Supplied data:
============================================================
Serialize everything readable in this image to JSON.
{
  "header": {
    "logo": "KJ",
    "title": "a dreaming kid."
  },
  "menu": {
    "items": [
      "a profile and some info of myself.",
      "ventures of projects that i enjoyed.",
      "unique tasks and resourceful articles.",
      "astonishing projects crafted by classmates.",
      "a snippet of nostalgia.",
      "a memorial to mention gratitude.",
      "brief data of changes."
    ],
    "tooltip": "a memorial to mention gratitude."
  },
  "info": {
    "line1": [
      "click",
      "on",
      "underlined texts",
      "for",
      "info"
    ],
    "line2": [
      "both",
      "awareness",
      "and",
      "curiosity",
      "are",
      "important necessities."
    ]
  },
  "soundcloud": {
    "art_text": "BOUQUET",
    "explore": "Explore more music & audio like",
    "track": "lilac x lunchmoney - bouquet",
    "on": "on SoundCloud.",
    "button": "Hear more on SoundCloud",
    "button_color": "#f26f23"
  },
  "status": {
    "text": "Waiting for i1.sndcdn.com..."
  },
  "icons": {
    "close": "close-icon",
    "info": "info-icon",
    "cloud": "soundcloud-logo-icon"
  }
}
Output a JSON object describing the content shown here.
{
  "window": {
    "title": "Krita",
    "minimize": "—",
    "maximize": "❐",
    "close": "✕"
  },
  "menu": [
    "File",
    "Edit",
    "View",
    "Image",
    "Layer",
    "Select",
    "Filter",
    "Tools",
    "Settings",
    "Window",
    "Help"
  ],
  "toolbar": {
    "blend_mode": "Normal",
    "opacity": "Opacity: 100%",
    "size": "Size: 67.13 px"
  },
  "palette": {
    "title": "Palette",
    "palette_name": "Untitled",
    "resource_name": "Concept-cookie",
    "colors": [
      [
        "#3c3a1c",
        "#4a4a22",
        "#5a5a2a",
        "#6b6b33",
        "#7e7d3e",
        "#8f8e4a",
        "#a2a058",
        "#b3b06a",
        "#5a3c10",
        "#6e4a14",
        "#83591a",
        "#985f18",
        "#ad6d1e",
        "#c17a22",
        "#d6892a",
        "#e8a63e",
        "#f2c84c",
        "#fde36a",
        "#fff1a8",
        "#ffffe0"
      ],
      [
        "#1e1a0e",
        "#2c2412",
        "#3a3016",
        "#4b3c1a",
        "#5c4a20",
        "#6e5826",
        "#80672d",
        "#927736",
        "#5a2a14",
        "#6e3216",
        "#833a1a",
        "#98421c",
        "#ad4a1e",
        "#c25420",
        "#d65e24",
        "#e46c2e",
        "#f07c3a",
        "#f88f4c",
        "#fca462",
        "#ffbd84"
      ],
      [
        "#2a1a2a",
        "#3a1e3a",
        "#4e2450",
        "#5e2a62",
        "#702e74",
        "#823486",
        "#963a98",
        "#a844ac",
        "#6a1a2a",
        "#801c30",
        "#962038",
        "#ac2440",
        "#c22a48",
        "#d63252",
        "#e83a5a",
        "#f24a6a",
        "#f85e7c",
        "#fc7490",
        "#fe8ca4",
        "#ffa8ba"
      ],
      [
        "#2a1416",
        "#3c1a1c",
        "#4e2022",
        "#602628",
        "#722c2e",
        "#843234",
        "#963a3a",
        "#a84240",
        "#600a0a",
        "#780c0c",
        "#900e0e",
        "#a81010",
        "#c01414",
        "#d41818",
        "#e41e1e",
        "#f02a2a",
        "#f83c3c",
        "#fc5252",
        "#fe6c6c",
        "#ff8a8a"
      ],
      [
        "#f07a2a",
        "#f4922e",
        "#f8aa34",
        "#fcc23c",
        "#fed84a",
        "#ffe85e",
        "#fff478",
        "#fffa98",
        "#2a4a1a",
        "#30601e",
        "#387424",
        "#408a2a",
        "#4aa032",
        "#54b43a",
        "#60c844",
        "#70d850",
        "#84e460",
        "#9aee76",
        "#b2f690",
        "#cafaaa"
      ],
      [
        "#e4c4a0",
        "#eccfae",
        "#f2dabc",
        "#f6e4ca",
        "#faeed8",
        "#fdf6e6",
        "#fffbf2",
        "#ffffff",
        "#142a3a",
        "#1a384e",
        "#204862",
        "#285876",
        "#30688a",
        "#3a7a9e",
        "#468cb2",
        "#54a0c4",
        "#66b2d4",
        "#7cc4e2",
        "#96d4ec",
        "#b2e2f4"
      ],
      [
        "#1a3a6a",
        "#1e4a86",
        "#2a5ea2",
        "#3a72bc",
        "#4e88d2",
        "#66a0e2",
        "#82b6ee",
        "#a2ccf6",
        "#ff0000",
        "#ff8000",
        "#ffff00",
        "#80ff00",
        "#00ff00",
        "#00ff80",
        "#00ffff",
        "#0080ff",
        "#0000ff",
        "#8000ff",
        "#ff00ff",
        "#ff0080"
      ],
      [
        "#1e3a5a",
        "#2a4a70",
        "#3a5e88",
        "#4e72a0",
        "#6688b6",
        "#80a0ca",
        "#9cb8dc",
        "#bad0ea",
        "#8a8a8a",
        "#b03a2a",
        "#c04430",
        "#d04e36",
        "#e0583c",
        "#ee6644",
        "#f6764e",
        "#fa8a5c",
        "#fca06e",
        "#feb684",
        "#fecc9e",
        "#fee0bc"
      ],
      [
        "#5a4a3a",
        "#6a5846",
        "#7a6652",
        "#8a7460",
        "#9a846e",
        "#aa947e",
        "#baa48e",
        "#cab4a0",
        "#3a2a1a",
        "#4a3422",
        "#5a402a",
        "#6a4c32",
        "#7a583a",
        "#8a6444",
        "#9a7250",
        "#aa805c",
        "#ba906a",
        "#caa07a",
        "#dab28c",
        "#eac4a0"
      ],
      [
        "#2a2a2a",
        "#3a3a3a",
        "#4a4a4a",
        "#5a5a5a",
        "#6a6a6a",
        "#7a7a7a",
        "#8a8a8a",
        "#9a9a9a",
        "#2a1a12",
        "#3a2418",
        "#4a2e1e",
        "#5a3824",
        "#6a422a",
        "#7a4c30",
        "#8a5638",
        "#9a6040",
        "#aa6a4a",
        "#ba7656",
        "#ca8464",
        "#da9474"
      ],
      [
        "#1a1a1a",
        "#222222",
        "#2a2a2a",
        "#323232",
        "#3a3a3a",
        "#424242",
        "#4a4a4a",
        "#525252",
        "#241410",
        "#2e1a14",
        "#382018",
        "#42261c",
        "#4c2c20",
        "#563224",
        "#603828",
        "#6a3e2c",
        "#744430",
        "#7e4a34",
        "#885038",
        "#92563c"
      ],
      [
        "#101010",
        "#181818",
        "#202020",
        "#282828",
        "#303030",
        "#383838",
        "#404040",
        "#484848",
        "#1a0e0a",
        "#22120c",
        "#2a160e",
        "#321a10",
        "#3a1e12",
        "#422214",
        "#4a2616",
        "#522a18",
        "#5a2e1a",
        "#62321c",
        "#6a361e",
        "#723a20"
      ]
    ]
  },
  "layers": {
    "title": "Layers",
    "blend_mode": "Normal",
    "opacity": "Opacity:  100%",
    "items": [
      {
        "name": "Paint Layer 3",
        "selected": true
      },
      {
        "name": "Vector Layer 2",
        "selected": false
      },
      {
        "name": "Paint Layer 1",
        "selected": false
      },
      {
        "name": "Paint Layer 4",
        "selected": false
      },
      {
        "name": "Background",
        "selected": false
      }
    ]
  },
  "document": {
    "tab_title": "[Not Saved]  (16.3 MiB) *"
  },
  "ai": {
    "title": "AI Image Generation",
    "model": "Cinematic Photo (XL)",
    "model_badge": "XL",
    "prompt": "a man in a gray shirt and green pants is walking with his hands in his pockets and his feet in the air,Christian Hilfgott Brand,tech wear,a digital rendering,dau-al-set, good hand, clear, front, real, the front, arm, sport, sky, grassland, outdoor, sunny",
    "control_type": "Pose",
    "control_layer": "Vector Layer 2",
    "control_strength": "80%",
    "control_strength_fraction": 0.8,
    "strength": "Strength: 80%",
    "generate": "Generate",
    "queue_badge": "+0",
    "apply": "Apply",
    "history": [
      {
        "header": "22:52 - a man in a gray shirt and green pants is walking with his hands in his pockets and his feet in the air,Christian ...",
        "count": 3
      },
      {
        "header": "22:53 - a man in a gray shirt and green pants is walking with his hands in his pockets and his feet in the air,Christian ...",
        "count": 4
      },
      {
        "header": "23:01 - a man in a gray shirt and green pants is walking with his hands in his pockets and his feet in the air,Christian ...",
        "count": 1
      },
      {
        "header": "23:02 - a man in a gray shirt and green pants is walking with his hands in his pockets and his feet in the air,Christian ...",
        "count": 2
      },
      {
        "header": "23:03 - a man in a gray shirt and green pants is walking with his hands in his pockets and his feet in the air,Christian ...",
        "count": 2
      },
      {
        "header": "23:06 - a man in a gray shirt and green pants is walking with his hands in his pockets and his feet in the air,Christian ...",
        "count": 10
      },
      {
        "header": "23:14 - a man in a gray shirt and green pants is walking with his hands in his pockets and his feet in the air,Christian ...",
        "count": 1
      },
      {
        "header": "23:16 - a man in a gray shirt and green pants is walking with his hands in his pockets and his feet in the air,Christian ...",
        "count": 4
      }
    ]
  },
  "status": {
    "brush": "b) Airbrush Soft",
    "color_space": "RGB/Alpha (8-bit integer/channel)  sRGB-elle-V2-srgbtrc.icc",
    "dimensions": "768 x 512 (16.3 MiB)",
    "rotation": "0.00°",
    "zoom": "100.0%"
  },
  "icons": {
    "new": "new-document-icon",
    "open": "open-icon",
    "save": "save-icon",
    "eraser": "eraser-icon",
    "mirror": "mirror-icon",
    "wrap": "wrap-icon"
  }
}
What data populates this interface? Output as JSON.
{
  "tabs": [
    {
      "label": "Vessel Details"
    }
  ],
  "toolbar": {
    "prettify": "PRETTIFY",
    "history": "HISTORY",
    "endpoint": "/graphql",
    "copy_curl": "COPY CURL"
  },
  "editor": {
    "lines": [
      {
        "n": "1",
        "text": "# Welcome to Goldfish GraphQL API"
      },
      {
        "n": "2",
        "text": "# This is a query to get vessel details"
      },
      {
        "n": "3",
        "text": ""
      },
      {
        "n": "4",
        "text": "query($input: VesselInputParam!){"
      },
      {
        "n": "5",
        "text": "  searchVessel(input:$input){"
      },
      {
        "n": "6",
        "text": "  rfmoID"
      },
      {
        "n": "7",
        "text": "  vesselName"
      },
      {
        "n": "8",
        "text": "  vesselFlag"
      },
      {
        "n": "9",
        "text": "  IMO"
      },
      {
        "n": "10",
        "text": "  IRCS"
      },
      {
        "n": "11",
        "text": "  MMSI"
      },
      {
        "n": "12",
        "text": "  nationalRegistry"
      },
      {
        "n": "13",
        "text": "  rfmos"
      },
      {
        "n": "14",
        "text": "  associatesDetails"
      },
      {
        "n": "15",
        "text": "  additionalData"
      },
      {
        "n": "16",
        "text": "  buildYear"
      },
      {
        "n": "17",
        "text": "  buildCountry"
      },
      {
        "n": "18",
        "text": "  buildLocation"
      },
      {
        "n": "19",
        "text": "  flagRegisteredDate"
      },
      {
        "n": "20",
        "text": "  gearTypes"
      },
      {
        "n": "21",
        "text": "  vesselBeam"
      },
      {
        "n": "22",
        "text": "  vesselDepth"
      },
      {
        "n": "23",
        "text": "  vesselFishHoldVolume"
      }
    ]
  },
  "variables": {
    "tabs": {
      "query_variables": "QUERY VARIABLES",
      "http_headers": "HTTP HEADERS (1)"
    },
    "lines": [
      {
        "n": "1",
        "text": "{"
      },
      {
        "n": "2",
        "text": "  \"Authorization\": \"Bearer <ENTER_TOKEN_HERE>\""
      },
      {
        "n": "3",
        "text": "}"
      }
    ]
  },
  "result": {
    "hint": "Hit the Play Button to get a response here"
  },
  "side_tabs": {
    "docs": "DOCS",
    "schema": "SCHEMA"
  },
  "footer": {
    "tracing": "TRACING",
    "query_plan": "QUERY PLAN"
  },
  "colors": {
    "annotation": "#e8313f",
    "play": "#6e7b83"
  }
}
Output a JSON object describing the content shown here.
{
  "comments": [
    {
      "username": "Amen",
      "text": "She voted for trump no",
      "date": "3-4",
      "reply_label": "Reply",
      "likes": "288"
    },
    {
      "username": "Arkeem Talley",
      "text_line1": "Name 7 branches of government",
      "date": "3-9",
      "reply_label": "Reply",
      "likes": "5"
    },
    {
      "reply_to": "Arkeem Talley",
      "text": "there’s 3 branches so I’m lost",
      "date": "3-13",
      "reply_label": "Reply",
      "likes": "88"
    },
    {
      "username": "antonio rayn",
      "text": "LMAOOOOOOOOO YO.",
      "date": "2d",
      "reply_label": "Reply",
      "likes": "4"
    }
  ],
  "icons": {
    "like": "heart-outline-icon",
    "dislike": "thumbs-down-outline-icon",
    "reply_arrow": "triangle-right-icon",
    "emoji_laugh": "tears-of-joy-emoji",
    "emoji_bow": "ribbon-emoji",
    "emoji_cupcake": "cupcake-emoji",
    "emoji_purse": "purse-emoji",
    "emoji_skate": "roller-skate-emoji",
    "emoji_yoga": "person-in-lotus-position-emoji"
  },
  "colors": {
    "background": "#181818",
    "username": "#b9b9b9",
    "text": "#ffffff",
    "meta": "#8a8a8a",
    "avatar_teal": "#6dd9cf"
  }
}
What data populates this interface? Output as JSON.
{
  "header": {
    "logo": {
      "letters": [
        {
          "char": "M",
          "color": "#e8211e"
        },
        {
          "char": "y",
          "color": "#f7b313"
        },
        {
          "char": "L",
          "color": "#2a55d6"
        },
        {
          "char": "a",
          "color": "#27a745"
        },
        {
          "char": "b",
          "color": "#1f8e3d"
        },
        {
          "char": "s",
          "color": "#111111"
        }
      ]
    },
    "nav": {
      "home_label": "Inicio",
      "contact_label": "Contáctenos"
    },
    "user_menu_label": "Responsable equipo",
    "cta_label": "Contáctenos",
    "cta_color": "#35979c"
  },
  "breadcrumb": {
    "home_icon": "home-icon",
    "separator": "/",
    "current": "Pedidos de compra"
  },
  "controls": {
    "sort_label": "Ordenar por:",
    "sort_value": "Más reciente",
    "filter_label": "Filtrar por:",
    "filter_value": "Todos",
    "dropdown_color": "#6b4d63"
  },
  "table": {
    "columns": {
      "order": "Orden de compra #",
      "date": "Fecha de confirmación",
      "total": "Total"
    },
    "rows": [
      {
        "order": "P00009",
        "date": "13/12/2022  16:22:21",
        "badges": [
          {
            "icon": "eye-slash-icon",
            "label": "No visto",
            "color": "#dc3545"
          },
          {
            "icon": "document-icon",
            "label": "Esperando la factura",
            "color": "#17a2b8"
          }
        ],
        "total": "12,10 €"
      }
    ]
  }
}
============================================================
Scan the listing above for the word "Opacity" and show each line where it is found.

Exercise solution:
    "opacity": "Opacity: 100%",
    "opacity": "Opacity:  100%",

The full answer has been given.